## START Information provided

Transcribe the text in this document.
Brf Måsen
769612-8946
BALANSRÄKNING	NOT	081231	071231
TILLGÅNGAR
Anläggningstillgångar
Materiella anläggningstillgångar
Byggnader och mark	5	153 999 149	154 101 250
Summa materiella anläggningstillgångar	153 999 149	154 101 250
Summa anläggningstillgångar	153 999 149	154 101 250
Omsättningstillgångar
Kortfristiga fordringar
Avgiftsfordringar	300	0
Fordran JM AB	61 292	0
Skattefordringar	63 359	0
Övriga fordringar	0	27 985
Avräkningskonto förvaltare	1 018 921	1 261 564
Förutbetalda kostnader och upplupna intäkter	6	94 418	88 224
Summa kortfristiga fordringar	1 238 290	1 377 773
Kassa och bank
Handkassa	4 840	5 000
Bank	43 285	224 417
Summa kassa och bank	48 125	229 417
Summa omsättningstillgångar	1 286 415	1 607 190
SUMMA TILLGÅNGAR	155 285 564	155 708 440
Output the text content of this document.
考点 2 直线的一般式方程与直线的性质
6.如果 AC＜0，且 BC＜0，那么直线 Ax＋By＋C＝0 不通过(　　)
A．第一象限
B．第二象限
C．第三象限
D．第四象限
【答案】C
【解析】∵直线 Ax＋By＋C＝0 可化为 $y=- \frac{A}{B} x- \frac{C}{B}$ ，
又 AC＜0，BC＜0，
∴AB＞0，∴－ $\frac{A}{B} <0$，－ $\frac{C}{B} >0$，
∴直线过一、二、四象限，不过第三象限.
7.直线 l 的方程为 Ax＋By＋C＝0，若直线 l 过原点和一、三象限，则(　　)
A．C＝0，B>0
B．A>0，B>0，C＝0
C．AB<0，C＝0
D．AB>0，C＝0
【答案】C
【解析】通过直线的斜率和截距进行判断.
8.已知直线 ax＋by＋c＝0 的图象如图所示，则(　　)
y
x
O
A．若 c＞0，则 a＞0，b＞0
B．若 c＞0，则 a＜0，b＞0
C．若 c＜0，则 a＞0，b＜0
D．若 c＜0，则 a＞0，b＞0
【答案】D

## END Information provided

Pull out all lines from the entries above that include the word "document".

Transcribe the text in this document.
Output the text content of this document.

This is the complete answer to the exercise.